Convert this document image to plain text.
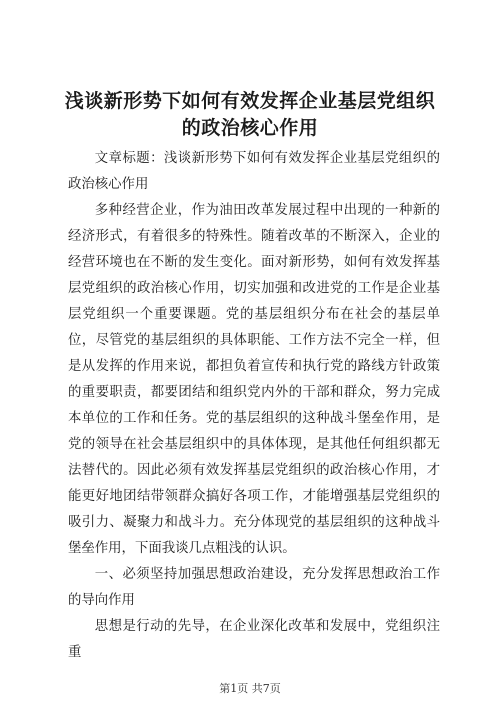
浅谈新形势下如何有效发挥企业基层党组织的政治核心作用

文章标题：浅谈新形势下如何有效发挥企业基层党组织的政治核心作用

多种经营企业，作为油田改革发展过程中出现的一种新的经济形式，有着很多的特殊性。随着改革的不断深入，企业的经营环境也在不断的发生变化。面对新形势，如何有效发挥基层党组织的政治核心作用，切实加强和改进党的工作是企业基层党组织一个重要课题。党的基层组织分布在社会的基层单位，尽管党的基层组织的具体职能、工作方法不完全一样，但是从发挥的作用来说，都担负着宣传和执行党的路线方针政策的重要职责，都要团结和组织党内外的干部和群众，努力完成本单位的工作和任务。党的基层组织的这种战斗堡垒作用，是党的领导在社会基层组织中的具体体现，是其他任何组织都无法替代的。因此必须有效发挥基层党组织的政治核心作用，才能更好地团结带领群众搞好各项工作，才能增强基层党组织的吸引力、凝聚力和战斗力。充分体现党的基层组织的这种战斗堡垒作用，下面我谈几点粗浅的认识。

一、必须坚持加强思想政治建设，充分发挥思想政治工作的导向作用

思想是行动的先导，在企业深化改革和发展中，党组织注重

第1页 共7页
□ □ □ □ □
Copy every record above exactly, leaving out any pictures.

REPLY TO THE TASK →
Convert this document image to plain text.
浅谈新形势下如何有效发挥企业基层党组织的政治核心作用

文章标题：浅谈新形势下如何有效发挥企业基层党组织的政治核心作用

多种经营企业，作为油田改革发展过程中出现的一种新的经济形式，有着很多的特殊性。随着改革的不断深入，企业的经营环境也在不断的发生变化。面对新形势，如何有效发挥基层党组织的政治核心作用，切实加强和改进党的工作是企业基层党组织一个重要课题。党的基层组织分布在社会的基层单位，尽管党的基层组织的具体职能、工作方法不完全一样，但是从发挥的作用来说，都担负着宣传和执行党的路线方针政策的重要职责，都要团结和组织党内外的干部和群众，努力完成本单位的工作和任务。党的基层组织的这种战斗堡垒作用，是党的领导在社会基层组织中的具体体现，是其他任何组织都无法替代的。因此必须有效发挥基层党组织的政治核心作用，才能更好地团结带领群众搞好各项工作，才能增强基层党组织的吸引力、凝聚力和战斗力。充分体现党的基层组织的这种战斗堡垒作用，下面我谈几点粗浅的认识。

一、必须坚持加强思想政治建设，充分发挥思想政治工作的导向作用

思想是行动的先导，在企业深化改革和发展中，党组织注重

第1页 共7页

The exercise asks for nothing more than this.